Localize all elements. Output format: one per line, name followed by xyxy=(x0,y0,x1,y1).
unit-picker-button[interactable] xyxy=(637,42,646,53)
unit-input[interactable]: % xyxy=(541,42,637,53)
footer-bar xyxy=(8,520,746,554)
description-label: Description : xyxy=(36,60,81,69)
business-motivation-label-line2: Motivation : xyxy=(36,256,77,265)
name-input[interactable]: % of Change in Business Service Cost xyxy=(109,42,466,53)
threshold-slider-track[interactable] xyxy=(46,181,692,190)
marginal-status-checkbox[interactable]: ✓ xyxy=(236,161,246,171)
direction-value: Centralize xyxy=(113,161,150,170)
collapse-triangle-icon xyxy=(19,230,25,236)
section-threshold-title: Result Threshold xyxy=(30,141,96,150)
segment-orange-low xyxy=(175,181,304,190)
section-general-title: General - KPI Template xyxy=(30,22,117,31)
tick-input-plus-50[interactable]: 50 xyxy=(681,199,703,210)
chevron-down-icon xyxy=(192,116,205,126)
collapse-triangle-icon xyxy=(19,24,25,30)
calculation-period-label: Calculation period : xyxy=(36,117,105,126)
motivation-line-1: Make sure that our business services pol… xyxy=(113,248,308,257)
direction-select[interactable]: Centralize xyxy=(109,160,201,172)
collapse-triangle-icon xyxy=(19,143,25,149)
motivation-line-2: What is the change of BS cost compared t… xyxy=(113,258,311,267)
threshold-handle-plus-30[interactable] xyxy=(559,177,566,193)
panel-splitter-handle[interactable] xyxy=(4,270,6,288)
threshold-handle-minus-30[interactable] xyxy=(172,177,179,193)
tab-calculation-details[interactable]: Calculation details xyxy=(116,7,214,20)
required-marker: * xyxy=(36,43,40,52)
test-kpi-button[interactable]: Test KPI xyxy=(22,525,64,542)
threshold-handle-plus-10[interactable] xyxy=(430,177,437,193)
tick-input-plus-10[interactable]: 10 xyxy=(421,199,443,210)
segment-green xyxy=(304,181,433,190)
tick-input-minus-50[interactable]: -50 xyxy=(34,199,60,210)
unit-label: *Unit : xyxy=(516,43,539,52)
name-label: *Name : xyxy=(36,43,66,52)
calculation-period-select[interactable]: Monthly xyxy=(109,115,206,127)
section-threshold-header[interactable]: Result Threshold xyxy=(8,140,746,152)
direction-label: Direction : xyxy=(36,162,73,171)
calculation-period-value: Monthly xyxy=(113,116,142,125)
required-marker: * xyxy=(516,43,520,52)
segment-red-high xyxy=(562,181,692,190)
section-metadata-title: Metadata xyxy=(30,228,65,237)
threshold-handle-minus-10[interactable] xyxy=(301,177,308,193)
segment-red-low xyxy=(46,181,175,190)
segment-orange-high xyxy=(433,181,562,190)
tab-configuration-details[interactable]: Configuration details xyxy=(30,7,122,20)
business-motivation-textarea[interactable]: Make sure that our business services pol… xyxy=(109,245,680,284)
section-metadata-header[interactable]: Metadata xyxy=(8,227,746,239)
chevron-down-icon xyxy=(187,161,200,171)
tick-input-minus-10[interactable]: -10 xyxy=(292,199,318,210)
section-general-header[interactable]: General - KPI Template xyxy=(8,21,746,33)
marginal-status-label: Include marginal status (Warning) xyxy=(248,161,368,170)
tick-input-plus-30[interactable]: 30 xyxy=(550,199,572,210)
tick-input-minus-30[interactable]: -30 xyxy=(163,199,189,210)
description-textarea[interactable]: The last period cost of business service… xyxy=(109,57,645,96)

---

Quote the records above word for word, starting at their first line and ending with the line that contains "name-input[interactable]: % of".

Localize all elements. Output format: one per line, name followed by xyxy=(x0,y0,x1,y1).
unit-picker-button[interactable] xyxy=(637,42,646,53)
unit-input[interactable]: % xyxy=(541,42,637,53)
footer-bar xyxy=(8,520,746,554)
description-label: Description : xyxy=(36,60,81,69)
business-motivation-label-line2: Motivation : xyxy=(36,256,77,265)
name-input[interactable]: % of Change in Business Service Cost xyxy=(109,42,466,53)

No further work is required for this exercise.